◆ Task item ◆
The response should contain only those lines of the entries below that include the string "name".

--- Provided material Enclosed Below ---

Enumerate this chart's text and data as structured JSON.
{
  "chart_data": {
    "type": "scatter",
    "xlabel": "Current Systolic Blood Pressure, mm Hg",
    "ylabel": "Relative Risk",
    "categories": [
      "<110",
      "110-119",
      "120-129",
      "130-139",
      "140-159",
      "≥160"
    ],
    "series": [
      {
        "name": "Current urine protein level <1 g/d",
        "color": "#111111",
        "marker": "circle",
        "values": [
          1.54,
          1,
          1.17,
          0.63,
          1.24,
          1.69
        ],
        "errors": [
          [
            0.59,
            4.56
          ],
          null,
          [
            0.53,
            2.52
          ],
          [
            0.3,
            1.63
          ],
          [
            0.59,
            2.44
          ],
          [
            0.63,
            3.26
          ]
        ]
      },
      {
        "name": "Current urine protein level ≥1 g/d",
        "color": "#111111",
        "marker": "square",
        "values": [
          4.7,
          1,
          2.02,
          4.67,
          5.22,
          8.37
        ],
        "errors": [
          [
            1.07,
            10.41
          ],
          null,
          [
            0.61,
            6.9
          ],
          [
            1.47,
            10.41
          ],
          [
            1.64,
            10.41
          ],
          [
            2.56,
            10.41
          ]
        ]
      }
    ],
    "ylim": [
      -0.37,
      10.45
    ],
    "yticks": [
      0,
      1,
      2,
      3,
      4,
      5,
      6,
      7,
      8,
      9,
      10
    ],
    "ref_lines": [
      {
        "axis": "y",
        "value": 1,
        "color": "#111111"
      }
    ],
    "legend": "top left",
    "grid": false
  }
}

--- End of Enclosed Provided material ---

◆ Expected output ◆
        "name": "Current urine protein level <1 g/d",
        "name": "Current urine protein level ≥1 g/d",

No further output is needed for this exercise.